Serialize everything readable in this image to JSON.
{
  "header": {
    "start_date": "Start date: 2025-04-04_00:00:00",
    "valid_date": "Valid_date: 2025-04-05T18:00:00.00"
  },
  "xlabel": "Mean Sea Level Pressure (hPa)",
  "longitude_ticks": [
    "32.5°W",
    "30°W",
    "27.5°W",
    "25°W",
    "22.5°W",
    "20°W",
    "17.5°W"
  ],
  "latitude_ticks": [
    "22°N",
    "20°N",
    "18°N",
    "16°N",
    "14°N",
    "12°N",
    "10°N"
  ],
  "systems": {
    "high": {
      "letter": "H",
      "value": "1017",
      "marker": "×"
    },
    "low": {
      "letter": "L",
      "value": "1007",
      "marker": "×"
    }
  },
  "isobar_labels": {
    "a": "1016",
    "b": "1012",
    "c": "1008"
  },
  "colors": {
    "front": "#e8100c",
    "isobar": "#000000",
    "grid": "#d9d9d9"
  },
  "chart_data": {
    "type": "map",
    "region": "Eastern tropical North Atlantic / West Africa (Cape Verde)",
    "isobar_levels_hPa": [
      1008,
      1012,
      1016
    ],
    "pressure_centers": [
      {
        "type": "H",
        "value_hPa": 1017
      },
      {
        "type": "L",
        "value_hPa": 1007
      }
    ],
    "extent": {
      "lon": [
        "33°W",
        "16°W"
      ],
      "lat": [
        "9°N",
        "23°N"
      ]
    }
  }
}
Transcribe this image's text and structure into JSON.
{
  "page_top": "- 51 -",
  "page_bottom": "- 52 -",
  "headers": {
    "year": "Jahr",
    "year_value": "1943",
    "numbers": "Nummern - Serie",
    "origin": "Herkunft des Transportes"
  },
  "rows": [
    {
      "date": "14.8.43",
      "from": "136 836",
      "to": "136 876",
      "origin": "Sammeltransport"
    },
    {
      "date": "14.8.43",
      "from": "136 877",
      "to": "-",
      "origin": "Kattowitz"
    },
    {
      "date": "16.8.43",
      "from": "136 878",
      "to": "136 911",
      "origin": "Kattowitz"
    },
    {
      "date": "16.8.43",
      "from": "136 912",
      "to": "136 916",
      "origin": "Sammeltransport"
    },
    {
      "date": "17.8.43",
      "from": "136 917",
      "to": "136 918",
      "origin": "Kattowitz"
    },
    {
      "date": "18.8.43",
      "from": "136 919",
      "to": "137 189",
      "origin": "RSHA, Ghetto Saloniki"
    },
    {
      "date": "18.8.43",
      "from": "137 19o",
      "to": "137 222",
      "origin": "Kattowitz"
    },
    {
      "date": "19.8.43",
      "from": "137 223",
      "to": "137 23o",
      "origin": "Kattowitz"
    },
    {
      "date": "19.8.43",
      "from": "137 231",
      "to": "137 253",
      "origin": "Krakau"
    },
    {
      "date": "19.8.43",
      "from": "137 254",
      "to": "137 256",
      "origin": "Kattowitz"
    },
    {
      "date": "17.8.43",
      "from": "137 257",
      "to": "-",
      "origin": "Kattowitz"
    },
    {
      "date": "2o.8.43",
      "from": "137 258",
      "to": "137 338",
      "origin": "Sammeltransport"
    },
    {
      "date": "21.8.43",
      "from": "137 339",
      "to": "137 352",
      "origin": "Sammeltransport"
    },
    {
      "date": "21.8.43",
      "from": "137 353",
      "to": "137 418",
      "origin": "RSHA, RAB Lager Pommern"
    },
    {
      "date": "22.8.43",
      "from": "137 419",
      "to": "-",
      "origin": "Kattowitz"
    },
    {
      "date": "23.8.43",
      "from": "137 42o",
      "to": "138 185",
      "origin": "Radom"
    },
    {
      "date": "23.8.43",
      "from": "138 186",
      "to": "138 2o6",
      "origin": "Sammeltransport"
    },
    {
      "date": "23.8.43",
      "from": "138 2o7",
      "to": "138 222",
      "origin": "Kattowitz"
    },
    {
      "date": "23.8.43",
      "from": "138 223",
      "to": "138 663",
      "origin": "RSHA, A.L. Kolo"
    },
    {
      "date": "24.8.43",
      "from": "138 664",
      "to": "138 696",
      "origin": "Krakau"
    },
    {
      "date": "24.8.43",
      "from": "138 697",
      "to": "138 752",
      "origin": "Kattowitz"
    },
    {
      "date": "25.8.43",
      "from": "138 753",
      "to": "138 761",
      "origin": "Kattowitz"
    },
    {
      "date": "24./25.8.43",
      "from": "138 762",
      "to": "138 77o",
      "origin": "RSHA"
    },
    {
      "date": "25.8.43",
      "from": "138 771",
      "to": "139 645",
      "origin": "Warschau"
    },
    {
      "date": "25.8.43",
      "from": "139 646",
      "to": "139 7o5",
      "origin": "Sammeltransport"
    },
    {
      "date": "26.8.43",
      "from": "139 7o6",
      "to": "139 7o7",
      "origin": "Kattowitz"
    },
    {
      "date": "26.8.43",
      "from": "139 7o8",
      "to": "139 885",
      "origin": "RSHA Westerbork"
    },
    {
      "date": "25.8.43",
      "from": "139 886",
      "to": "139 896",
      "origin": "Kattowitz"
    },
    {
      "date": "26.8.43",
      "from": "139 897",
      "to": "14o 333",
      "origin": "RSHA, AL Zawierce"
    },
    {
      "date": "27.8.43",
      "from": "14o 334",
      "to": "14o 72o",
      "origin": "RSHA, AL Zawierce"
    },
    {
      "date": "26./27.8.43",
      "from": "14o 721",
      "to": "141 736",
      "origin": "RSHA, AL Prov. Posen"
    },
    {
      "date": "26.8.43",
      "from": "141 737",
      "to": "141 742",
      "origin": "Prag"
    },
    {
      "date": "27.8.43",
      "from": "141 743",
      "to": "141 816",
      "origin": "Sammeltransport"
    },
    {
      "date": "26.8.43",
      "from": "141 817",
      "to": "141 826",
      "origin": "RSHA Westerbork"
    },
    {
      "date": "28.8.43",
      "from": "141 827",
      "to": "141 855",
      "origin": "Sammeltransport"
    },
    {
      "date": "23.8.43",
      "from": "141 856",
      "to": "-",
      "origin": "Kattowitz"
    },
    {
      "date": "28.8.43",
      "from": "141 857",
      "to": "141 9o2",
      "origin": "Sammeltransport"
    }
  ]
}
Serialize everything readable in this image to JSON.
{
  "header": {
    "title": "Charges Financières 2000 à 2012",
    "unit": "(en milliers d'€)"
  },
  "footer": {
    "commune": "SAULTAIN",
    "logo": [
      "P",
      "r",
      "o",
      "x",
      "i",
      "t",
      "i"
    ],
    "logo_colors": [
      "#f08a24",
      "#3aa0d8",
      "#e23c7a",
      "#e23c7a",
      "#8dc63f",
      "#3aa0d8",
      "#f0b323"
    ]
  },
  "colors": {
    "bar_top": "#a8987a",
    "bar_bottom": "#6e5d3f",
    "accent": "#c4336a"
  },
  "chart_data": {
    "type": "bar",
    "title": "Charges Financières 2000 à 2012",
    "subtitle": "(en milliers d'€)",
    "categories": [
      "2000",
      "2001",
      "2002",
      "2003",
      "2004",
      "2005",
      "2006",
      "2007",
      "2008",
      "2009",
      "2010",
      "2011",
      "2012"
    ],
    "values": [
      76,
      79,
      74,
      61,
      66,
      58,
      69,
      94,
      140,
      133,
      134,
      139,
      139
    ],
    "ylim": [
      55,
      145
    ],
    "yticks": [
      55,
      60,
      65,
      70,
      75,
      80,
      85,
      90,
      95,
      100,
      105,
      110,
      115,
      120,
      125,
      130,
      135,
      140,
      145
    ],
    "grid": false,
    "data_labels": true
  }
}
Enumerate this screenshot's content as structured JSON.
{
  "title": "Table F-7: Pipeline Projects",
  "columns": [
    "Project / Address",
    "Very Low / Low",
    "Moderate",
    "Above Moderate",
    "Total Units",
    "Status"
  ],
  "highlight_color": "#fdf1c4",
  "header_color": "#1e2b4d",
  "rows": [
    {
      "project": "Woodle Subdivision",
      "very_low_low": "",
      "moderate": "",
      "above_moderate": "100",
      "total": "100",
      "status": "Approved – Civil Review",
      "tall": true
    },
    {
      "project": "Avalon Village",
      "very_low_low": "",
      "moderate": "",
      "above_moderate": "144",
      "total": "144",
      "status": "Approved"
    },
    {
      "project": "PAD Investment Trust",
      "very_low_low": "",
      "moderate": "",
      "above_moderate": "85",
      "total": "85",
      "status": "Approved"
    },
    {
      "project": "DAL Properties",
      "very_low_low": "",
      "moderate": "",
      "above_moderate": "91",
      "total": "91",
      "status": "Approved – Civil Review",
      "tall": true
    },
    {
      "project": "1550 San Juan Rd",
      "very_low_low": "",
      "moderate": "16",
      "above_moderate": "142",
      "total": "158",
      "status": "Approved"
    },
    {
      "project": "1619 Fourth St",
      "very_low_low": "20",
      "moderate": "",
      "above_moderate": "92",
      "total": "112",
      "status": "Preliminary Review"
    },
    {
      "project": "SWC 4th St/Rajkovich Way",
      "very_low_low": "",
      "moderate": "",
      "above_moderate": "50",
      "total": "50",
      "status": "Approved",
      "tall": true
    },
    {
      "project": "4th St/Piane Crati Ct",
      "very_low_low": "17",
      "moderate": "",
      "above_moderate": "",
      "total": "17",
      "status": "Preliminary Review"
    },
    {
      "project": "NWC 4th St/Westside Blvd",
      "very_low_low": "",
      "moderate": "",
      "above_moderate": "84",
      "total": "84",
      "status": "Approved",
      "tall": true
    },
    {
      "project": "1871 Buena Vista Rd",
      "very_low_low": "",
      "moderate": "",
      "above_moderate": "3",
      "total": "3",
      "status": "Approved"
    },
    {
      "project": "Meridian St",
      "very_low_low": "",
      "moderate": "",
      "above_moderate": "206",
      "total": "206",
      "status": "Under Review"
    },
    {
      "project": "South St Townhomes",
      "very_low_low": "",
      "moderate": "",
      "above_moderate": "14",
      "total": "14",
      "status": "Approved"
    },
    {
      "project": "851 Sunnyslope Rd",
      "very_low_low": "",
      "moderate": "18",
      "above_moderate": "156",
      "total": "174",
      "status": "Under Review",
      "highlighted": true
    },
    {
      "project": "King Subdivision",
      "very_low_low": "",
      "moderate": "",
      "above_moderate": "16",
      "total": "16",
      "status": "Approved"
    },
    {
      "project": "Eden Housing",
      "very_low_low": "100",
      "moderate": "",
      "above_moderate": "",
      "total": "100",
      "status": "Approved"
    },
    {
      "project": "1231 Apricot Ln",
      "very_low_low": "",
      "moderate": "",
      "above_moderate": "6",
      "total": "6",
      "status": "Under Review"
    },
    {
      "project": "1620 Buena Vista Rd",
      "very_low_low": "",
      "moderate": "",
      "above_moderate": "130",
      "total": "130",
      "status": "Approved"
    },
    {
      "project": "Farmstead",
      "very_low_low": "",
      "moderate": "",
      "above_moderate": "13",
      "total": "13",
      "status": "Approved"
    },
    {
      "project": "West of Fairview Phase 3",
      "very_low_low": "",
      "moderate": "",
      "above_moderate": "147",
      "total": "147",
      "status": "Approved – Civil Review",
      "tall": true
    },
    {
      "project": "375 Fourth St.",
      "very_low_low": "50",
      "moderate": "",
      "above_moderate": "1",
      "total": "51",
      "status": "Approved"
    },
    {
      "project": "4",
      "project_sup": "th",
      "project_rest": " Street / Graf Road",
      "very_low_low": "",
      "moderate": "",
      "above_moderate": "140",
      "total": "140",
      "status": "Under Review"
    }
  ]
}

TASK REQUIREMENTS >> Look through the material and say how many lines hold "JSON". Give the number only.

EXERCISE RESULT >> 4